- [Given instruction]: Every entry must be repeated exactly. Exclude all pictures.

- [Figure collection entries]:
— Start —
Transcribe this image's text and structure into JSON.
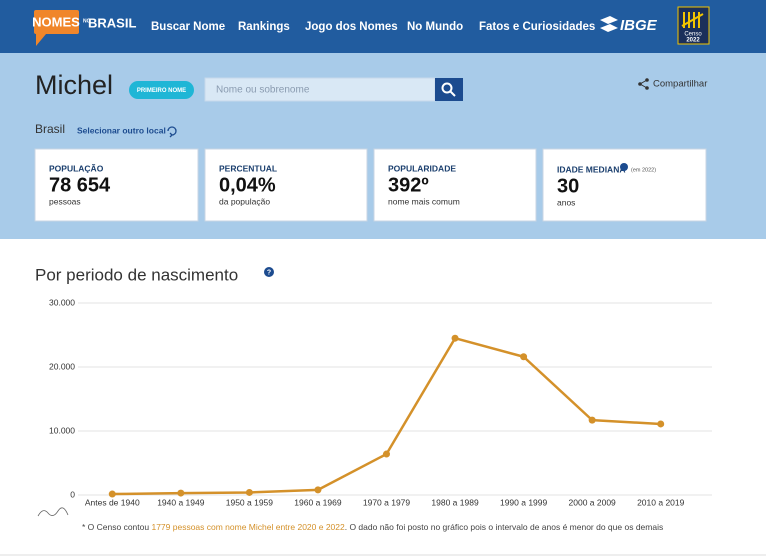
{
  "header": {
    "logo_top": "NOMES",
    "logo_small": "NO",
    "logo_bottom": "BRASIL",
    "nav": [
      "Buscar Nome",
      "Rankings",
      "Jogo dos Nomes",
      "No Mundo",
      "Fatos e Curiosidades"
    ],
    "ibge": "IBGE",
    "censo": "Censo",
    "censo_year": "2022"
  },
  "profile": {
    "name": "Michel",
    "badge": "PRIMEIRO NOME",
    "search_placeholder": "Nome ou sobrenome",
    "share": "Compartilhar",
    "location": "Brasil",
    "change_location": "Selecionar outro local"
  },
  "stats": [
    {
      "label": "POPULAÇÃO",
      "value": "78 654",
      "unit": "pessoas"
    },
    {
      "label": "PERCENTUAL",
      "value": "0,04%",
      "unit": "da população"
    },
    {
      "label": "POPULARIDADE",
      "value": "392º",
      "unit": "nome mais comum"
    },
    {
      "label": "IDADE MEDIANA",
      "note": "(em 2022)",
      "value": "30",
      "unit": "anos"
    }
  ],
  "chart_data": {
    "type": "line",
    "title": "Por periodo de nascimento",
    "categories": [
      "Antes de 1940",
      "1940 a 1949",
      "1950 a 1959",
      "1960 a 1969",
      "1970 a 1979",
      "1980 a 1989",
      "1990 a 1999",
      "2000 a 2009",
      "2010 a 2019"
    ],
    "values": [
      150,
      300,
      400,
      800,
      6400,
      24500,
      21600,
      11700,
      11100
    ],
    "color": "#d4912a",
    "ylim": [
      0,
      30000
    ],
    "yticks": [
      0,
      {
        "value": 10000,
        "label": "10.000"
      },
      {
        "value": 20000,
        "label": "20.000"
      },
      {
        "value": 30000,
        "label": "30.000"
      }
    ],
    "grid": true
  },
  "footnote": {
    "start": "* O Censo contou ",
    "highlight": "1779 pessoas com nome Michel entre 2020 e 2022",
    "end": ". O dado não foi posto no gráfico pois o intervalo de anos é menor do que os demais"
  }
}
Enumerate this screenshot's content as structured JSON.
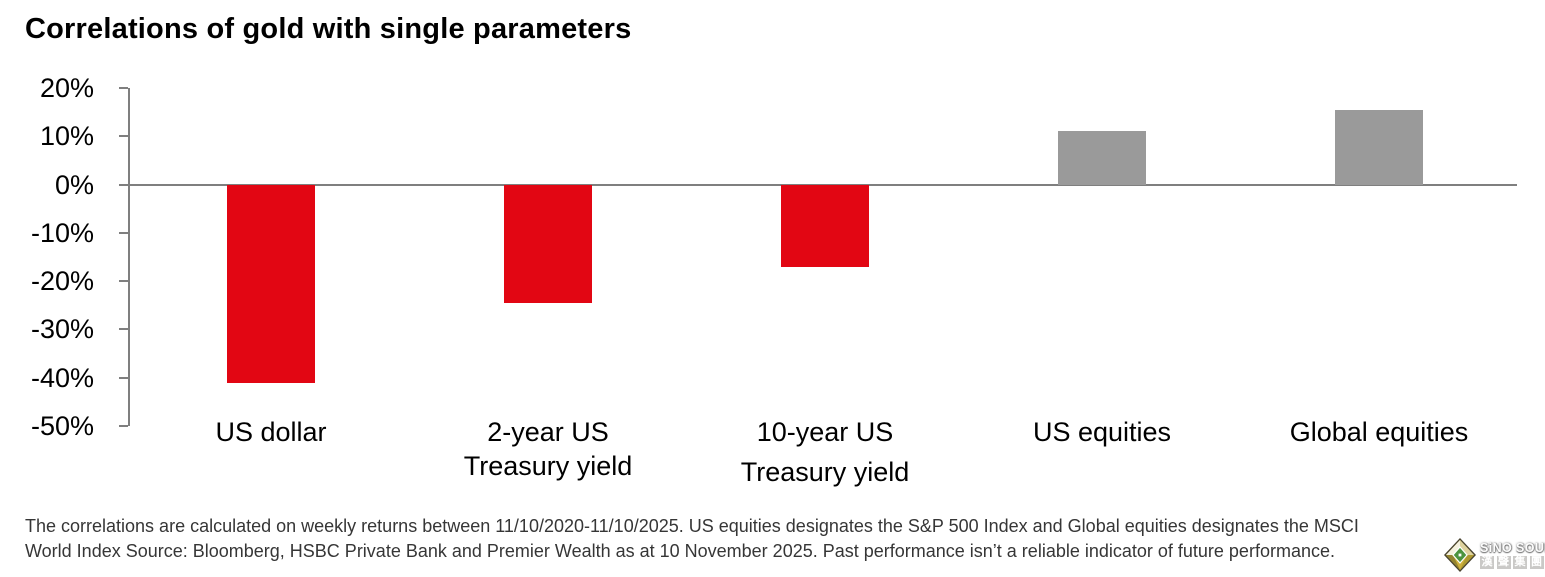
— End —
- [Exercise solution]:
Transcribe this image's text and structure into JSON.
{
  "header": {
    "logo_top": "NOMES",
    "logo_small": "NO",
    "logo_bottom": "BRASIL",
    "nav": [
      "Buscar Nome",
      "Rankings",
      "Jogo dos Nomes",
      "No Mundo",
      "Fatos e Curiosidades"
    ],
    "ibge": "IBGE",
    "censo": "Censo",
    "censo_year": "2022"
  },
  "profile": {
    "name": "Michel",
    "badge": "PRIMEIRO NOME",
    "search_placeholder": "Nome ou sobrenome",
    "share": "Compartilhar",
    "location": "Brasil",
    "change_location": "Selecionar outro local"
  },
  "stats": [
    {
      "label": "POPULAÇÃO",
      "value": "78 654",
      "unit": "pessoas"
    },
    {
      "label": "PERCENTUAL",
      "value": "0,04%",
      "unit": "da população"
    },
    {
      "label": "POPULARIDADE",
      "value": "392º",
      "unit": "nome mais comum"
    },
    {
      "label": "IDADE MEDIANA",
      "note": "(em 2022)",
      "value": "30",
      "unit": "anos"
    }
  ],
  "chart_data": {
    "type": "line",
    "title": "Por periodo de nascimento",
    "categories": [
      "Antes de 1940",
      "1940 a 1949",
      "1950 a 1959",
      "1960 a 1969",
      "1970 a 1979",
      "1980 a 1989",
      "1990 a 1999",
      "2000 a 2009",
      "2010 a 2019"
    ],
    "values": [
      150,
      300,
      400,
      800,
      6400,
      24500,
      21600,
      11700,
      11100
    ],
    "color": "#d4912a",
    "ylim": [
      0,
      30000
    ],
    "yticks": [
      0,
      {
        "value": 10000,
        "label": "10.000"
      },
      {
        "value": 20000,
        "label": "20.000"
      },
      {
        "value": 30000,
        "label": "30.000"
      }
    ],
    "grid": true
  },
  "footnote": {
    "start": "* O Censo contou ",
    "highlight": "1779 pessoas com nome Michel entre 2020 e 2022",
    "end": ". O dado não foi posto no gráfico pois o intervalo de anos é menor do que os demais"
  }
}
Enumerate this screenshot's content as structured JSON.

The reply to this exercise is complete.